== What needs to be done ==
Quote the entries word for word. Omit the pictures.

**** Exercise materials

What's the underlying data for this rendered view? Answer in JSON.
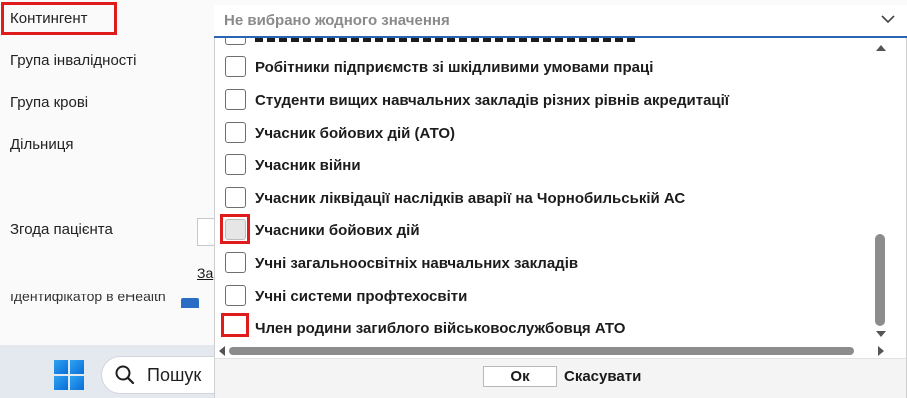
{
  "form": {
    "labels": {
      "contingent": "Контингент",
      "disability_group": "Група інвалідності",
      "blood_group": "Група крові",
      "district": "Дільниця",
      "patient_consent": "Згода пацієнта",
      "consent_link": "За",
      "ehealth_id": "Ідентифікатор в eHealth"
    }
  },
  "contingent_select": {
    "placeholder": "Не вибрано жодного значення",
    "options": [
      {
        "label": "Робітники підприємств зі шкідливими умовами праці",
        "checked": false
      },
      {
        "label": "Студенти вищих навчальних закладів різних рівнів акредитації",
        "checked": false
      },
      {
        "label": "Учасник бойових дій (АТО)",
        "checked": false
      },
      {
        "label": "Учасник війни",
        "checked": false
      },
      {
        "label": "Учасник ліквідації наслідків аварії на Чорнобильській АС",
        "checked": false
      },
      {
        "label": "Учасники бойових дій",
        "checked": false
      },
      {
        "label": "Учні загальноосвітніх навчальних закладів",
        "checked": false
      },
      {
        "label": "Учні системи профтехосвіти",
        "checked": false
      },
      {
        "label": "Член родини загиблого військовослужбовця АТО",
        "checked": false
      }
    ],
    "ok_label": "Ок",
    "cancel_label": "Скасувати"
  },
  "taskbar": {
    "search_text": "Пошук"
  },
  "colors": {
    "highlight": "#e01b1b",
    "focus_border": "#2a64b5"
  },
  "icons": [
    "chevron-down-icon",
    "windows-start-icon",
    "search-icon",
    "scroll-up-icon",
    "scroll-down-icon",
    "scroll-left-icon",
    "scroll-right-icon",
    "ehealth-icon"
  ]
}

********

== Problem solution ==
What's the underlying data for this rendered view? Answer in JSON.
{
  "form": {
    "labels": {
      "contingent": "Контингент",
      "disability_group": "Група інвалідності",
      "blood_group": "Група крові",
      "district": "Дільниця",
      "patient_consent": "Згода пацієнта",
      "consent_link": "За",
      "ehealth_id": "Ідентифікатор в eHealth"
    }
  },
  "contingent_select": {
    "placeholder": "Не вибрано жодного значення",
    "options": [
      {
        "label": "Робітники підприємств зі шкідливими умовами праці",
        "checked": false
      },
      {
        "label": "Студенти вищих навчальних закладів різних рівнів акредитації",
        "checked": false
      },
      {
        "label": "Учасник бойових дій (АТО)",
        "checked": false
      },
      {
        "label": "Учасник війни",
        "checked": false
      },
      {
        "label": "Учасник ліквідації наслідків аварії на Чорнобильській АС",
        "checked": false
      },
      {
        "label": "Учасники бойових дій",
        "checked": false
      },
      {
        "label": "Учні загальноосвітніх навчальних закладів",
        "checked": false
      },
      {
        "label": "Учні системи профтехосвіти",
        "checked": false
      },
      {
        "label": "Член родини загиблого військовослужбовця АТО",
        "checked": false
      }
    ],
    "ok_label": "Ок",
    "cancel_label": "Скасувати"
  },
  "taskbar": {
    "search_text": "Пошук"
  },
  "colors": {
    "highlight": "#e01b1b",
    "focus_border": "#2a64b5"
  },
  "icons": [
    "chevron-down-icon",
    "windows-start-icon",
    "search-icon",
    "scroll-up-icon",
    "scroll-down-icon",
    "scroll-left-icon",
    "scroll-right-icon",
    "ehealth-icon"
  ]
}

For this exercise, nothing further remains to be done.